-- Material provided --
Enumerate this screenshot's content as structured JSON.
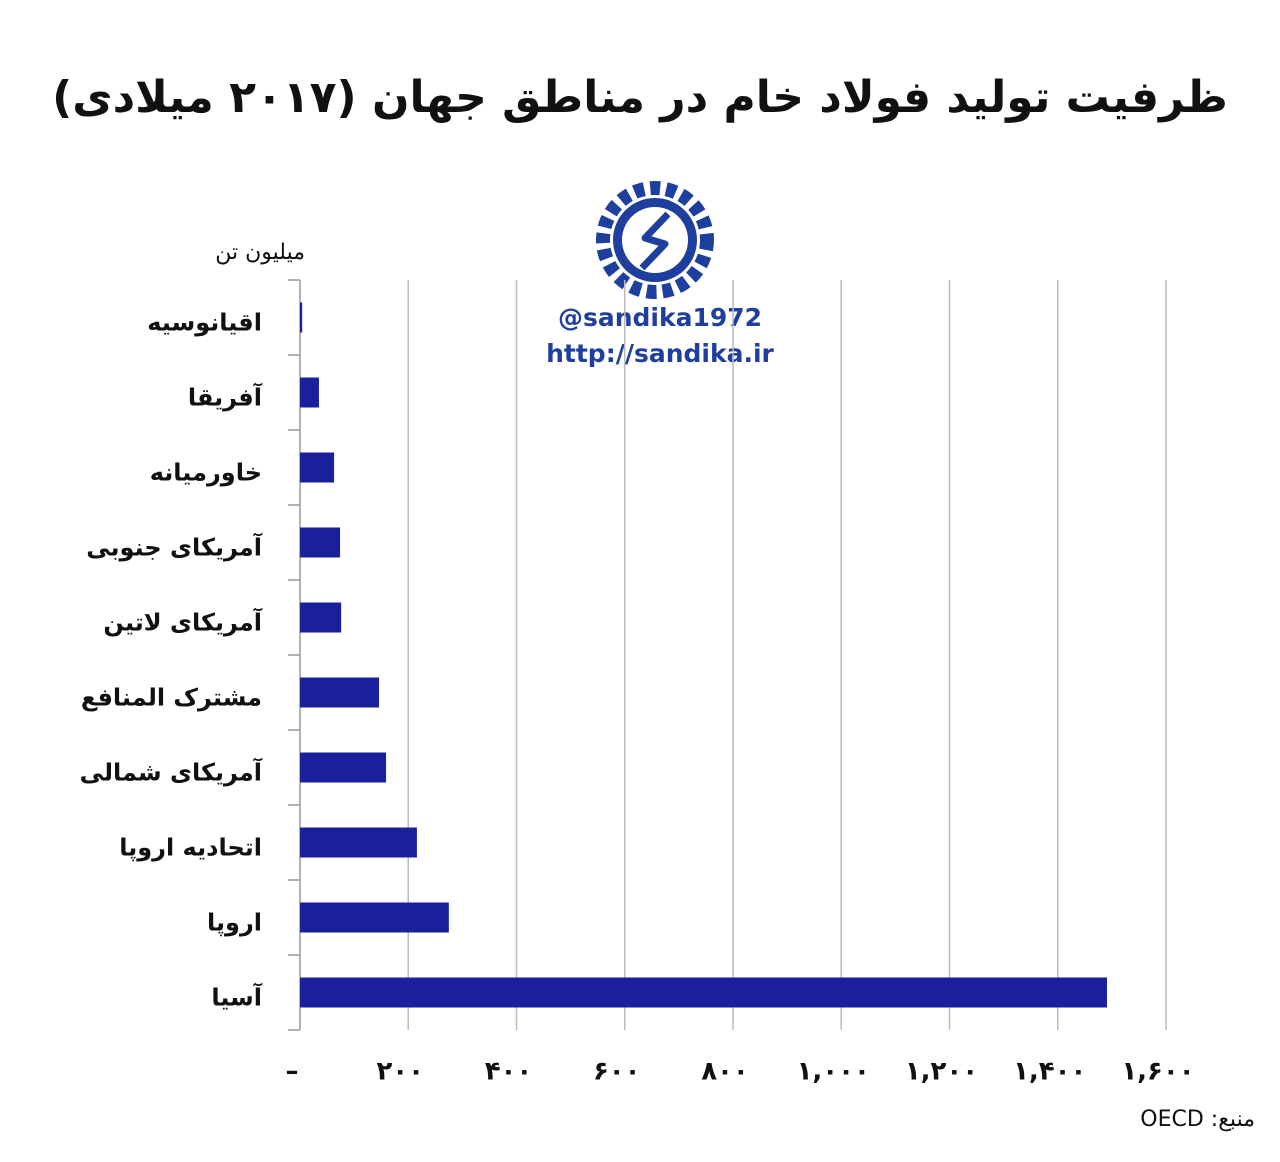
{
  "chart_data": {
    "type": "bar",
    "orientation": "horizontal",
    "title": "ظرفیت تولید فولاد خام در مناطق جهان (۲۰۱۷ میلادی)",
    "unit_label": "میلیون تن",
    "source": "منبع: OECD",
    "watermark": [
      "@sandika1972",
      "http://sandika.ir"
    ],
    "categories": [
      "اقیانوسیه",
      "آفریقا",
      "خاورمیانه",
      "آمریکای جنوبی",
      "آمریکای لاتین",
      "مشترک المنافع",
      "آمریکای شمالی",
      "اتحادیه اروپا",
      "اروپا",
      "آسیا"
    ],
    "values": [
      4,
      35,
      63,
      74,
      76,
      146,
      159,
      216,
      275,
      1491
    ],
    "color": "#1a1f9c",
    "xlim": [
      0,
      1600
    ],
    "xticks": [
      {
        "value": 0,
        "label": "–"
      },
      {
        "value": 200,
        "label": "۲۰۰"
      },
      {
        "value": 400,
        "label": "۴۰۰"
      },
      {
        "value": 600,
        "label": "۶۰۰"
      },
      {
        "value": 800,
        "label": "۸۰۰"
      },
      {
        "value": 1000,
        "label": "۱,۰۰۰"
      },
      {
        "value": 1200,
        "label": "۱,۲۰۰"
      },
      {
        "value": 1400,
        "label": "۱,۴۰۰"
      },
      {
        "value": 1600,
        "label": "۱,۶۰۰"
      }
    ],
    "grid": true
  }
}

-- Task details --
Without the pictures, restate all of the entries above verbatim.

-- Exercise solution --
Enumerate this screenshot's content as structured JSON.
{
  "chart_data": {
    "type": "bar",
    "orientation": "horizontal",
    "title": "ظرفیت تولید فولاد خام در مناطق جهان (۲۰۱۷ میلادی)",
    "unit_label": "میلیون تن",
    "source": "منبع: OECD",
    "watermark": [
      "@sandika1972",
      "http://sandika.ir"
    ],
    "categories": [
      "اقیانوسیه",
      "آفریقا",
      "خاورمیانه",
      "آمریکای جنوبی",
      "آمریکای لاتین",
      "مشترک المنافع",
      "آمریکای شمالی",
      "اتحادیه اروپا",
      "اروپا",
      "آسیا"
    ],
    "values": [
      4,
      35,
      63,
      74,
      76,
      146,
      159,
      216,
      275,
      1491
    ],
    "color": "#1a1f9c",
    "xlim": [
      0,
      1600
    ],
    "xticks": [
      {
        "value": 0,
        "label": "–"
      },
      {
        "value": 200,
        "label": "۲۰۰"
      },
      {
        "value": 400,
        "label": "۴۰۰"
      },
      {
        "value": 600,
        "label": "۶۰۰"
      },
      {
        "value": 800,
        "label": "۸۰۰"
      },
      {
        "value": 1000,
        "label": "۱,۰۰۰"
      },
      {
        "value": 1200,
        "label": "۱,۲۰۰"
      },
      {
        "value": 1400,
        "label": "۱,۴۰۰"
      },
      {
        "value": 1600,
        "label": "۱,۶۰۰"
      }
    ],
    "grid": true
  }
}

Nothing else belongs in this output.